> YOUR GOAL: Could you give the material below again with "Static Profiles" switched to "Device Groups" wherever it occurs, everything else unchanged and the pictures left out?

> DATA FOR THE TASK:
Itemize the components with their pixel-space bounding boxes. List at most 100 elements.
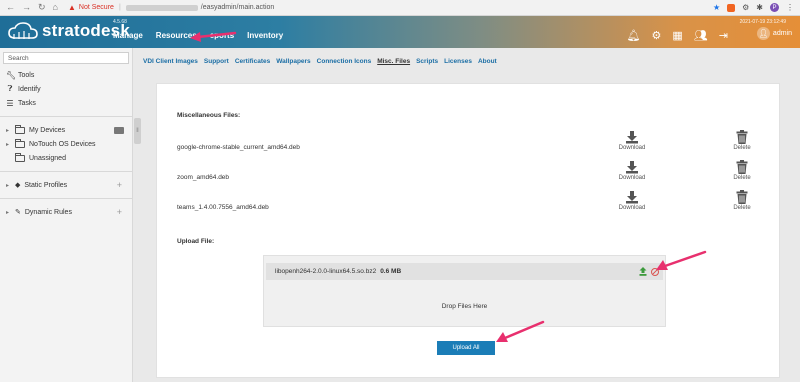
browser-toolbar: ← → ↻ ⌂ ▲ Not Secure | /easyadmin/main.a… xyxy=(0,0,800,16)
profile-avatar[interactable]: P xyxy=(770,3,779,12)
sidebar-divider xyxy=(0,116,132,117)
sidebar-divider xyxy=(0,198,132,199)
users-icon[interactable]: 👥︎ xyxy=(694,29,708,42)
warning-icon: ▲ xyxy=(67,3,76,12)
file-row: google-chrome-stable_current_amd64.deb D… xyxy=(177,130,751,167)
sidebar-item-tasks[interactable]: ☰ Tasks xyxy=(0,96,132,110)
user-menu[interactable]: 👤︎ admin xyxy=(756,27,792,40)
queued-file-size: 0.6 MB xyxy=(380,268,402,275)
file-dropzone[interactable]: libopenh264-2.0.0-linux64.5.so.bz2 0.6 M… xyxy=(263,255,666,327)
sidebar-item-static-profiles[interactable]: ▸ ◆ Static Profiles + xyxy=(0,178,132,192)
tree-item-label: Unassigned xyxy=(29,154,66,162)
home-icon[interactable]: ⌂ xyxy=(53,2,58,13)
download-label: Download xyxy=(618,145,646,151)
delete-button[interactable]: Delete xyxy=(725,160,759,181)
sidebar-item-unassigned[interactable]: Unassigned xyxy=(0,151,132,165)
tab-wallpapers[interactable]: Wallpapers xyxy=(276,58,310,65)
folder-icon xyxy=(15,152,25,162)
tree-item-label: NoTouch OS Devices xyxy=(29,140,96,148)
nav-manage[interactable]: Manage xyxy=(113,31,143,40)
tab-support[interactable]: Support xyxy=(204,58,229,65)
folder-icon xyxy=(15,138,25,148)
not-secure-label: Not Secure xyxy=(78,4,114,11)
upload-file-title: Upload File: xyxy=(177,238,215,245)
misc-files-title: Miscellaneous Files: xyxy=(177,112,241,119)
user-avatar-icon: 👤︎ xyxy=(756,27,770,40)
back-icon[interactable]: ← xyxy=(6,2,15,13)
tab-vdi-client-images[interactable]: VDI Client Images xyxy=(143,58,198,65)
queued-file-name: libopenh264-2.0.0-linux64.5.so.bz2 xyxy=(275,268,377,275)
search-input[interactable]: Search xyxy=(3,52,129,64)
nav-resources[interactable]: Resources xyxy=(156,31,197,40)
add-icon[interactable]: + xyxy=(117,207,122,217)
extension-icon[interactable] xyxy=(727,3,736,12)
logout-icon[interactable]: ⇥ xyxy=(719,29,728,42)
sidebar-item-identify[interactable]: ❓︎ Identify xyxy=(0,82,132,96)
resources-tabs: VDI Client Images Support Certificates W… xyxy=(143,58,497,65)
download-label: Download xyxy=(618,205,646,211)
nav-reports[interactable]: eports xyxy=(210,31,234,40)
tab-about[interactable]: About xyxy=(478,58,497,65)
tab-certificates[interactable]: Certificates xyxy=(235,58,270,65)
delete-label: Delete xyxy=(733,175,751,181)
nav-inventory[interactable]: Inventory xyxy=(247,31,283,40)
sidebar-item-label: Tools xyxy=(18,71,35,79)
bookmark-star-icon[interactable]: ★ xyxy=(713,3,720,12)
redacted-host xyxy=(125,4,198,11)
upload-icon[interactable] xyxy=(639,267,647,276)
queued-upload-file: libopenh264-2.0.0-linux64.5.so.bz2 0.6 M… xyxy=(266,263,663,280)
delete-button[interactable]: Delete xyxy=(725,190,759,211)
file-name: teams_1.4.00.7556_amd64.deb xyxy=(177,204,269,211)
diamond-icon: ◆ xyxy=(15,182,21,189)
url-path: /easyadmin/main.action xyxy=(200,4,275,11)
file-row: zoom_amd64.deb Download Delete xyxy=(177,160,751,197)
tab-connection-icons[interactable]: Connection Icons xyxy=(317,58,372,65)
tab-scripts[interactable]: Scripts xyxy=(416,58,438,65)
sidebar-item-dynamic-rules[interactable]: ▸ ✎ Dynamic Rules + xyxy=(0,205,132,219)
forward-icon[interactable]: → xyxy=(22,2,31,13)
drop-files-text: Drop Files Here xyxy=(441,303,488,310)
upload-all-button[interactable]: Upload All xyxy=(437,341,495,355)
kebab-menu-icon[interactable]: ⋮ xyxy=(786,3,794,12)
brand-logo[interactable]: stratodesk xyxy=(8,21,130,41)
sidebar-item-my-devices[interactable]: ▸ My Devices xyxy=(0,123,132,137)
browser-nav: ← → ↻ ⌂ xyxy=(6,2,58,13)
delete-button[interactable]: Delete xyxy=(725,130,759,151)
add-folder-icon[interactable] xyxy=(114,127,124,134)
add-icon[interactable]: + xyxy=(117,180,122,190)
sidebar-item-label: Identify xyxy=(18,85,41,93)
sidebar-item-notouch-devices[interactable]: ▸ NoTouch OS Devices xyxy=(0,137,132,151)
expand-caret-icon[interactable]: ▸ xyxy=(6,182,11,189)
browser-extensions: ★ ⚙ ✱ P ⋮ xyxy=(713,3,794,12)
download-button[interactable]: Download xyxy=(615,130,649,151)
cloud-logo-icon xyxy=(8,22,38,39)
settings-extension-icon[interactable]: ⚙ xyxy=(742,3,749,12)
delete-label: Delete xyxy=(733,145,751,151)
expand-caret-icon[interactable]: ▸ xyxy=(6,141,11,148)
expand-caret-icon[interactable]: ▸ xyxy=(6,209,11,216)
tab-misc-files[interactable]: Misc. Files xyxy=(377,58,410,65)
hierarchy-icon[interactable]: ▦ xyxy=(672,29,682,42)
tab-licenses[interactable]: Licenses xyxy=(444,58,472,65)
download-icon xyxy=(626,131,638,144)
server-timestamp: 2021-07-19 23:12:49 xyxy=(739,19,786,25)
user-name: admin xyxy=(772,30,792,37)
delete-label: Delete xyxy=(733,205,751,211)
main-nav: Manage Resources eports Inventory xyxy=(113,31,283,40)
address-bar[interactable]: ▲ Not Secure | /easyadmin/main.action xyxy=(68,3,274,12)
download-button[interactable]: Download xyxy=(615,190,649,211)
bell-icon[interactable]: 🔔︎ xyxy=(627,29,641,42)
download-button[interactable]: Download xyxy=(615,160,649,181)
sidebar-item-tools[interactable]: 🔧︎ Tools xyxy=(0,68,132,82)
magic-wand-icon: ✎ xyxy=(15,209,21,216)
cancel-icon[interactable] xyxy=(651,267,659,276)
tree-item-label: Static Profiles xyxy=(24,181,68,189)
help-circle-icon: ❓︎ xyxy=(7,84,13,93)
queued-file-actions xyxy=(639,267,659,276)
reload-icon[interactable]: ↻ xyxy=(38,2,46,13)
gears-icon[interactable]: ⚙ xyxy=(652,29,662,42)
tree-item-label: Dynamic Rules xyxy=(24,208,72,216)
puzzle-icon[interactable]: ✱ xyxy=(756,3,763,12)
sidebar-collapse-handle[interactable]: ‖ xyxy=(134,118,141,144)
expand-caret-icon[interactable]: ▸ xyxy=(6,127,11,134)
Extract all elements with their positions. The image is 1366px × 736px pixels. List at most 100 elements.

> RESULT FOR THIS TASK:
Itemize the components with their pixel-space bounding boxes. List at most 100 elements.
browser-toolbar: ← → ↻ ⌂ ▲ Not Secure | /easyadmin/main.a… xyxy=(0,0,800,16)
profile-avatar[interactable]: P xyxy=(770,3,779,12)
sidebar-divider xyxy=(0,116,132,117)
sidebar-divider xyxy=(0,198,132,199)
users-icon[interactable]: 👥︎ xyxy=(694,29,708,42)
warning-icon: ▲ xyxy=(67,3,76,12)
file-row: google-chrome-stable_current_amd64.deb D… xyxy=(177,130,751,167)
sidebar-item-tasks[interactable]: ☰ Tasks xyxy=(0,96,132,110)
user-menu[interactable]: 👤︎ admin xyxy=(756,27,792,40)
queued-file-size: 0.6 MB xyxy=(380,268,402,275)
file-dropzone[interactable]: libopenh264-2.0.0-linux64.5.so.bz2 0.6 M… xyxy=(263,255,666,327)
sidebar-item-static-profiles[interactable]: ▸ ◆ Device Groups + xyxy=(0,178,132,192)
tree-item-label: Unassigned xyxy=(29,154,66,162)
home-icon[interactable]: ⌂ xyxy=(53,2,58,13)
download-label: Download xyxy=(618,145,646,151)
delete-button[interactable]: Delete xyxy=(725,160,759,181)
sidebar-item-unassigned[interactable]: Unassigned xyxy=(0,151,132,165)
tab-wallpapers[interactable]: Wallpapers xyxy=(276,58,310,65)
folder-icon xyxy=(15,152,25,162)
tree-item-label: NoTouch OS Devices xyxy=(29,140,96,148)
nav-manage[interactable]: Manage xyxy=(113,31,143,40)
tab-support[interactable]: Support xyxy=(204,58,229,65)
folder-icon xyxy=(15,138,25,148)
not-secure-label: Not Secure xyxy=(78,4,114,11)
upload-file-title: Upload File: xyxy=(177,238,215,245)
misc-files-title: Miscellaneous Files: xyxy=(177,112,241,119)
user-avatar-icon: 👤︎ xyxy=(756,27,770,40)
back-icon[interactable]: ← xyxy=(6,2,15,13)
tab-vdi-client-images[interactable]: VDI Client Images xyxy=(143,58,198,65)
queued-file-name: libopenh264-2.0.0-linux64.5.so.bz2 xyxy=(275,268,377,275)
search-input[interactable]: Search xyxy=(3,52,129,64)
nav-resources[interactable]: Resources xyxy=(156,31,197,40)
add-icon[interactable]: + xyxy=(117,207,122,217)
extension-icon[interactable] xyxy=(727,3,736,12)
logout-icon[interactable]: ⇥ xyxy=(719,29,728,42)
sidebar-item-identify[interactable]: ❓︎ Identify xyxy=(0,82,132,96)
resources-tabs: VDI Client Images Support Certificates W… xyxy=(143,58,497,65)
download-label: Download xyxy=(618,205,646,211)
nav-reports[interactable]: eports xyxy=(210,31,234,40)
tab-about[interactable]: About xyxy=(478,58,497,65)
tab-certificates[interactable]: Certificates xyxy=(235,58,270,65)
delete-label: Delete xyxy=(733,175,751,181)
nav-inventory[interactable]: Inventory xyxy=(247,31,283,40)
sidebar-item-label: Tools xyxy=(18,71,35,79)
bookmark-star-icon[interactable]: ★ xyxy=(713,3,720,12)
redacted-host xyxy=(125,4,198,11)
upload-icon[interactable] xyxy=(639,267,647,276)
queued-upload-file: libopenh264-2.0.0-linux64.5.so.bz2 0.6 M… xyxy=(266,263,663,280)
delete-button[interactable]: Delete xyxy=(725,190,759,211)
file-name: teams_1.4.00.7556_amd64.deb xyxy=(177,204,269,211)
diamond-icon: ◆ xyxy=(15,182,21,189)
url-path: /easyadmin/main.action xyxy=(200,4,275,11)
file-row: zoom_amd64.deb Download Delete xyxy=(177,160,751,197)
tab-connection-icons[interactable]: Connection Icons xyxy=(317,58,372,65)
tab-scripts[interactable]: Scripts xyxy=(416,58,438,65)
sidebar-item-dynamic-rules[interactable]: ▸ ✎ Dynamic Rules + xyxy=(0,205,132,219)
forward-icon[interactable]: → xyxy=(22,2,31,13)
drop-files-text: Drop Files Here xyxy=(441,303,488,310)
upload-all-button[interactable]: Upload All xyxy=(437,341,495,355)
kebab-menu-icon[interactable]: ⋮ xyxy=(786,3,794,12)
brand-logo[interactable]: stratodesk xyxy=(8,21,130,41)
sidebar-item-my-devices[interactable]: ▸ My Devices xyxy=(0,123,132,137)
browser-nav: ← → ↻ ⌂ xyxy=(6,2,58,13)
delete-button[interactable]: Delete xyxy=(725,130,759,151)
add-folder-icon[interactable] xyxy=(114,127,124,134)
add-icon[interactable]: + xyxy=(117,180,122,190)
sidebar-item-label: Identify xyxy=(18,85,41,93)
sidebar-item-notouch-devices[interactable]: ▸ NoTouch OS Devices xyxy=(0,137,132,151)
expand-caret-icon[interactable]: ▸ xyxy=(6,182,11,189)
browser-extensions: ★ ⚙ ✱ P ⋮ xyxy=(713,3,794,12)
download-button[interactable]: Download xyxy=(615,130,649,151)
cloud-logo-icon xyxy=(8,22,38,39)
settings-extension-icon[interactable]: ⚙ xyxy=(742,3,749,12)
delete-label: Delete xyxy=(733,145,751,151)
expand-caret-icon[interactable]: ▸ xyxy=(6,141,11,148)
expand-caret-icon[interactable]: ▸ xyxy=(6,209,11,216)
tab-misc-files[interactable]: Misc. Files xyxy=(377,58,410,65)
hierarchy-icon[interactable]: ▦ xyxy=(672,29,682,42)
tab-licenses[interactable]: Licenses xyxy=(444,58,472,65)
download-icon xyxy=(626,131,638,144)
server-timestamp: 2021-07-19 23:12:49 xyxy=(739,19,786,25)
user-name: admin xyxy=(772,30,792,37)
delete-label: Delete xyxy=(733,205,751,211)
main-nav: Manage Resources eports Inventory xyxy=(113,31,283,40)
address-bar[interactable]: ▲ Not Secure | /easyadmin/main.action xyxy=(68,3,274,12)
download-button[interactable]: Download xyxy=(615,190,649,211)
bell-icon[interactable]: 🔔︎ xyxy=(627,29,641,42)
download-button[interactable]: Download xyxy=(615,160,649,181)
sidebar-item-tools[interactable]: 🔧︎ Tools xyxy=(0,68,132,82)
magic-wand-icon: ✎ xyxy=(15,209,21,216)
cancel-icon[interactable] xyxy=(651,267,659,276)
tree-item-label: Device Groups xyxy=(24,181,68,189)
help-circle-icon: ❓︎ xyxy=(7,84,13,93)
queued-file-actions xyxy=(639,267,659,276)
reload-icon[interactable]: ↻ xyxy=(38,2,46,13)
gears-icon[interactable]: ⚙ xyxy=(652,29,662,42)
tree-item-label: Dynamic Rules xyxy=(24,208,72,216)
puzzle-icon[interactable]: ✱ xyxy=(756,3,763,12)
sidebar-collapse-handle[interactable]: ‖ xyxy=(134,118,141,144)
expand-caret-icon[interactable]: ▸ xyxy=(6,127,11,134)
Extract all elements with their positions. The image is 1366px × 736px pixels. List at most 100 elements.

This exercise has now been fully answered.